──────── DATASET CONTENT ────────

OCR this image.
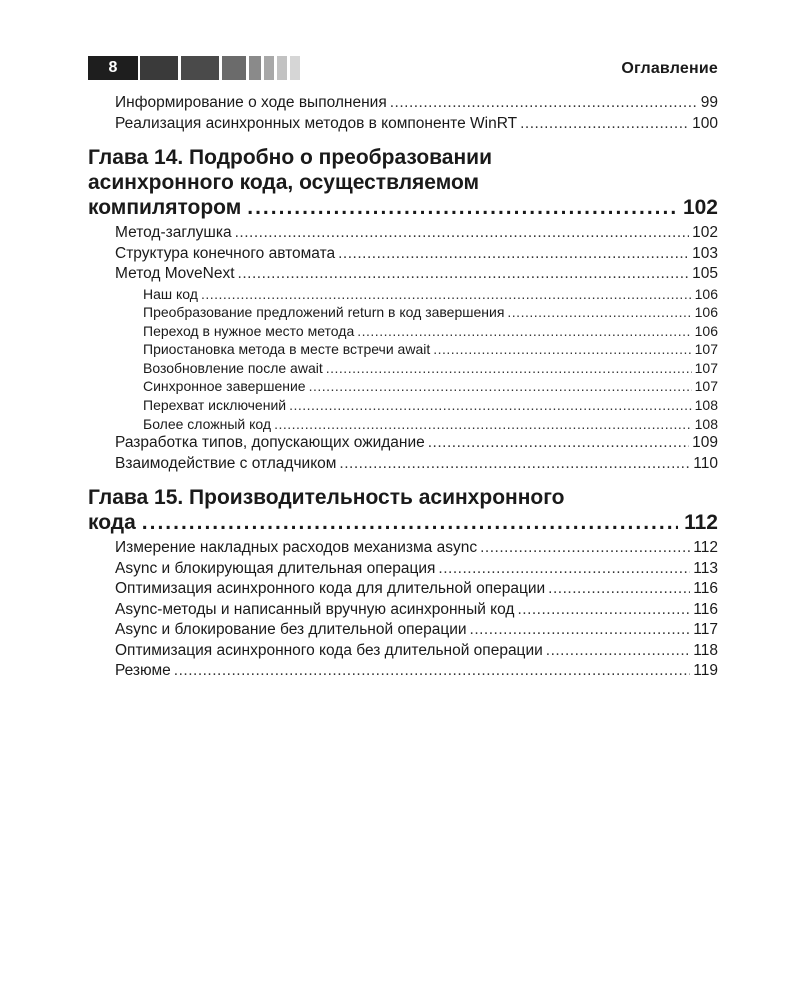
8	Оглавление
Информирование о ходе выполнения .....	99
Реализация асинхронных методов в компоненте WinRT .....	100
Глава 14. Подробно о преобразовании
асинхронного кода, осуществляемом
компилятором .....	102
Метод-заглушка .....	102
Структура конечного автомата .....	103
Метод MoveNext .....	105
Наш код .....	106
Преобразование предложений return в код завершения .....	106
Переход в нужное место метода .....	106
Приостановка метода в месте встречи await .....	107
Возобновление после await .....	107
Синхронное завершение .....	107
Перехват исключений .....	108
Более сложный код .....	108
Разработка типов, допускающих ожидание .....	109
Взаимодействие с отладчиком .....	110
Глава 15. Производительность асинхронного
кода .....	112
Измерение накладных расходов механизма async .....	112
Async и блокирующая длительная операция .....	113
Оптимизация асинхронного кода для длительной операции .....	116
Async-методы и написанный вручную асинхронный код .....	116
Async и блокирование без длительной операции .....	117
Оптимизация асинхронного кода без длительной операции .....	118
Резюме .....	119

────────

DIRECTIONS FOR THIS TASK
Return each line from the material above exactly, but not the pictures.

EXERCISE SOLUTION
OCR this image.
8	Оглавление
Информирование о ходе выполнения .....	99
Реализация асинхронных методов в компоненте WinRT .....	100
Глава 14. Подробно о преобразовании
асинхронного кода, осуществляемом
компилятором .....	102
Метод-заглушка .....	102
Структура конечного автомата .....	103
Метод MoveNext .....	105
Наш код .....	106
Преобразование предложений return в код завершения .....	106
Переход в нужное место метода .....	106
Приостановка метода в месте встречи await .....	107
Возобновление после await .....	107
Синхронное завершение .....	107
Перехват исключений .....	108
Более сложный код .....	108
Разработка типов, допускающих ожидание .....	109
Взаимодействие с отладчиком .....	110
Глава 15. Производительность асинхронного
кода .....	112
Измерение накладных расходов механизма async .....	112
Async и блокирующая длительная операция .....	113
Оптимизация асинхронного кода для длительной операции .....	116
Async-методы и написанный вручную асинхронный код .....	116
Async и блокирование без длительной операции .....	117
Оптимизация асинхронного кода без длительной операции .....	118
Резюме .....	119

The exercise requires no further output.